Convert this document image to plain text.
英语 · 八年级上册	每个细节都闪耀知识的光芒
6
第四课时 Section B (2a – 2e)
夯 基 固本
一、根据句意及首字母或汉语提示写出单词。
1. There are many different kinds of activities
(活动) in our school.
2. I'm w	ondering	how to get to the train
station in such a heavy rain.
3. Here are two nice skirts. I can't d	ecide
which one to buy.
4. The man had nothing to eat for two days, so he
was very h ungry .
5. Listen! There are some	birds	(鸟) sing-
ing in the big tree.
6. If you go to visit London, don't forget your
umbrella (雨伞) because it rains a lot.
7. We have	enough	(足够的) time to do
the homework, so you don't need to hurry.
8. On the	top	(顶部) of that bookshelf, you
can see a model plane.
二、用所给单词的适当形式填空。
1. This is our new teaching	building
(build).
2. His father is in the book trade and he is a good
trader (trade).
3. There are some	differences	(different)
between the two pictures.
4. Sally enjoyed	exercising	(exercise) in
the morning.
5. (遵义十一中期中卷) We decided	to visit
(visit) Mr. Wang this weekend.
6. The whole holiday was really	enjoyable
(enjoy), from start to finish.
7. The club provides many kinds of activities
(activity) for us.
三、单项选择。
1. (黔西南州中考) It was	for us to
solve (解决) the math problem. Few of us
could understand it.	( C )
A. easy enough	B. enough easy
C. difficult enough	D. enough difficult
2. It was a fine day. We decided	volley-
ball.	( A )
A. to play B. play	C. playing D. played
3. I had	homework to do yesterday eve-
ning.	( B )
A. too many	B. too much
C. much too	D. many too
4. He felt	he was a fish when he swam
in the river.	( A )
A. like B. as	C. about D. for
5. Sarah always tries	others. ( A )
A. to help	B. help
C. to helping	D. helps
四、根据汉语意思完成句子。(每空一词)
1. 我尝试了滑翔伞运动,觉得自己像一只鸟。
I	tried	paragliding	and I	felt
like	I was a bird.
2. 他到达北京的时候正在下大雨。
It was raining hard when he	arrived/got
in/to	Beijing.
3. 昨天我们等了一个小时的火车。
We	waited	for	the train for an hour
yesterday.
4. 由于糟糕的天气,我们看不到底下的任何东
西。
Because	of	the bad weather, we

■ What you should do
Among the lines above, count those containing the word "like" and give nothing but the result.

■ Finished task
2